→ **Text shown**:
>> BEGIN
Use “Spread Formations” to horizontally stretch the safeties
vertically stretch the flats to create lanes
a natural hole twenty to twenty-five (20-25) yards along the sidelines
weakside curl
corner routes
flood type routes

Cover 2 Man / Man under two-deep

This coverage is man-to-man with help over the top in the two (2) deep zones. This coverage allows the defense to bracket or double two (2) receivers. The PSR is based on the alignment of the Cs on the wide receivers. If the safeties give a 2D look (safeties near the hash marks, aligned deeper than the C’s) and both C’s are up tighter or looking primarily at the receiver instead of the QB, then Man Under Coverage (“MUC”) is confirmed. The Cs are the primary key, as they will usually be head up or shaded to the outside of the wide receivers. Also, the undercover (LB’s) will be head-up or at least in position to cover their man. Motion will force the undercover to adjust or run with the receiver.

Strengths

Double or bracket two receivers
four man rush
every potential receiver is accounted for (covered)
>> END
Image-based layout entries
>> BEGIN
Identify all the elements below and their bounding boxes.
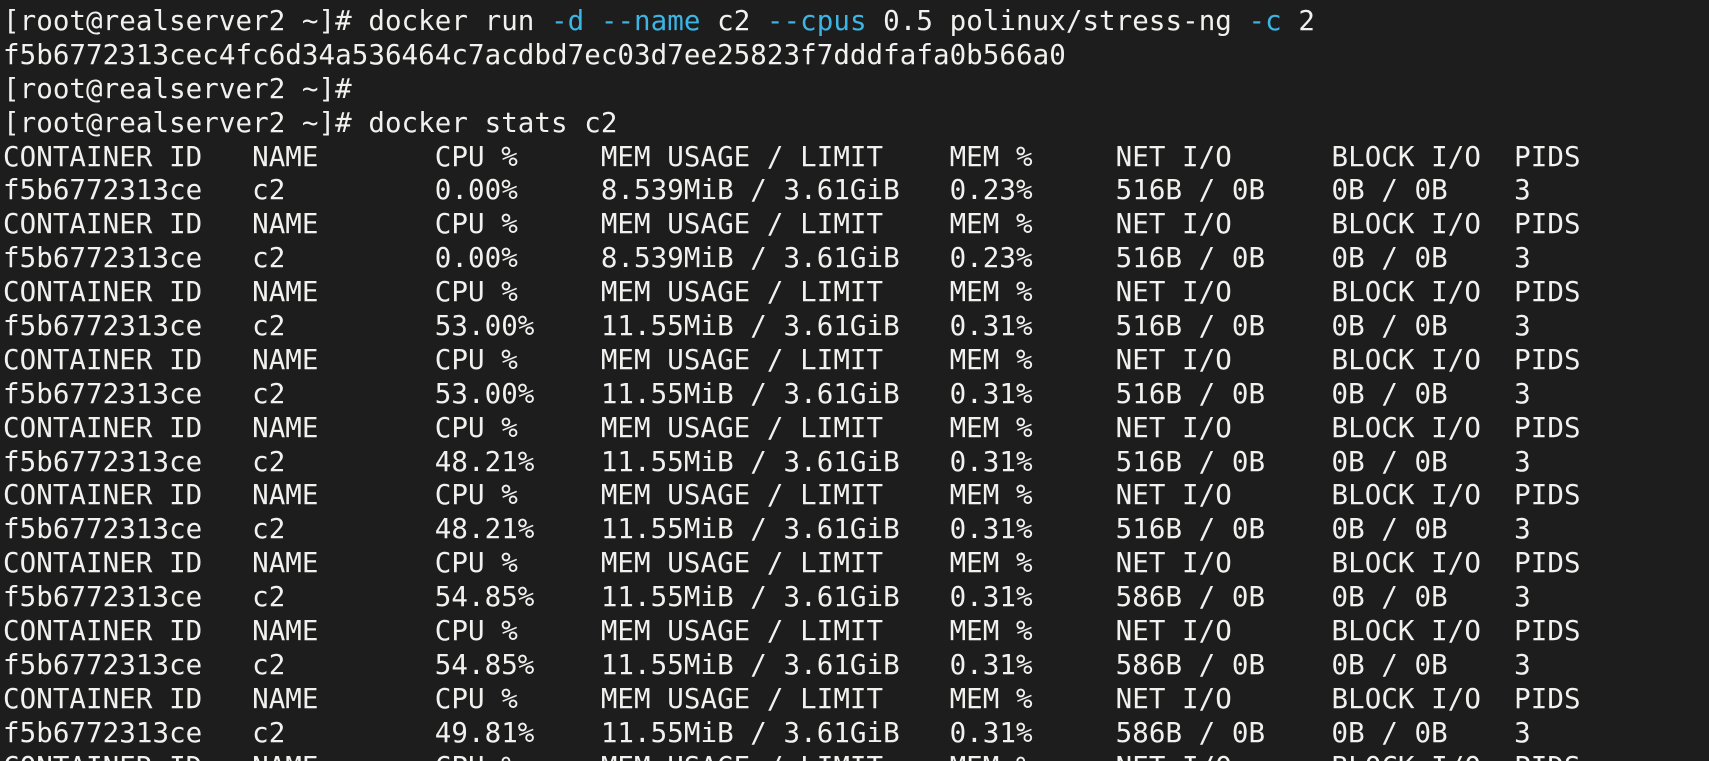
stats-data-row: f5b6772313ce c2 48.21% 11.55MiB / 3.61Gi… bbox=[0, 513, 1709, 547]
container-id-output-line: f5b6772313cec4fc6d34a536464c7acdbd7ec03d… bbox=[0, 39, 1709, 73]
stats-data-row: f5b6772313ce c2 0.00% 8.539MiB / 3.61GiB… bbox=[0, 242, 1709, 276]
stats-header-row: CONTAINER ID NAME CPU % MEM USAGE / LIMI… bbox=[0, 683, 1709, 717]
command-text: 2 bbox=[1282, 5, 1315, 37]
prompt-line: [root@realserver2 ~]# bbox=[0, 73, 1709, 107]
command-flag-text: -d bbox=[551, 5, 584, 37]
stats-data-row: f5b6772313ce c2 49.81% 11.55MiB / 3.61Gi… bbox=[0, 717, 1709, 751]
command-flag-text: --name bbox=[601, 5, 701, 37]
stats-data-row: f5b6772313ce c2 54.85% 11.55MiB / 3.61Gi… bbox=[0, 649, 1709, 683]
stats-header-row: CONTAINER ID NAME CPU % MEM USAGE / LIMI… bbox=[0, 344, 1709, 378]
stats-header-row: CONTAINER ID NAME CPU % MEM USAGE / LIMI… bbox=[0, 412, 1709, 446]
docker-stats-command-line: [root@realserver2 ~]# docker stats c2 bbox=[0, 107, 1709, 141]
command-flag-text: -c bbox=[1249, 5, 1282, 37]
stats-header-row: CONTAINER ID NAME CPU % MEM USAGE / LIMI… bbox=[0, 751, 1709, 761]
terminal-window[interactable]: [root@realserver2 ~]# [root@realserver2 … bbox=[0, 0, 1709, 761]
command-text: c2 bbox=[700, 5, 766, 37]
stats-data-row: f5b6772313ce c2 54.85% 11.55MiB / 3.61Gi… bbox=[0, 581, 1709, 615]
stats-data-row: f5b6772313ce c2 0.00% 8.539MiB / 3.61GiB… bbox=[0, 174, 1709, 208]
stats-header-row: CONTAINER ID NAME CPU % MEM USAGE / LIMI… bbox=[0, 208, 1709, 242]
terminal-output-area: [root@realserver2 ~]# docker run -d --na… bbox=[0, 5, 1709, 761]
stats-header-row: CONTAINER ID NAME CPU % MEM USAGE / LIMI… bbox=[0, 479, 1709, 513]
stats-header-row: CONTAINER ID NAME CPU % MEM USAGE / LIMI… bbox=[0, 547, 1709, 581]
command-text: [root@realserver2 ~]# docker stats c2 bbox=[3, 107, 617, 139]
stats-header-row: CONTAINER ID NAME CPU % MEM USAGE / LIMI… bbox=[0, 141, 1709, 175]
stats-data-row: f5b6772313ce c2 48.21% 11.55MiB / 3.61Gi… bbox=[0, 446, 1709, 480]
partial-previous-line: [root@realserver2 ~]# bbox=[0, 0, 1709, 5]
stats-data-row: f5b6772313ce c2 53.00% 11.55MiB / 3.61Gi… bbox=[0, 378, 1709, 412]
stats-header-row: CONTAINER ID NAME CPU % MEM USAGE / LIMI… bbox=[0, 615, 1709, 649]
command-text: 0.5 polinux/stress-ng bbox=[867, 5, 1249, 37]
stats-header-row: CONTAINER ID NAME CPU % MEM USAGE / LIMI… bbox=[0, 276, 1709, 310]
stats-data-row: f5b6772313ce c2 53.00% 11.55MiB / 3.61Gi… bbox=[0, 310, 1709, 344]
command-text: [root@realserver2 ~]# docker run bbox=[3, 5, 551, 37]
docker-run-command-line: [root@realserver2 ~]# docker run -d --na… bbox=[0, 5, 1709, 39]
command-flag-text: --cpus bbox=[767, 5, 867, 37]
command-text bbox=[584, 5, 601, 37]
>> END
→ **Complete the following**:
A – In the football coverage text, which players are named as the primary key in Cover 2 Man?
B – Return the part of the records that opens with the line containing "513, 1709, 547]" and closes with the line containing "39, 1709, 73]", with both of those lines included.
The records don't relate to the text in any way.

→ **Answers to the problems**:
A – The Cs.

B –
stats-data-row: f5b6772313ce c2 48.21% 11.55MiB / 3.61Gi… bbox=[0, 513, 1709, 547]
container-id-output-line: f5b6772313cec4fc6d34a536464c7acdbd7ec03d… bbox=[0, 39, 1709, 73]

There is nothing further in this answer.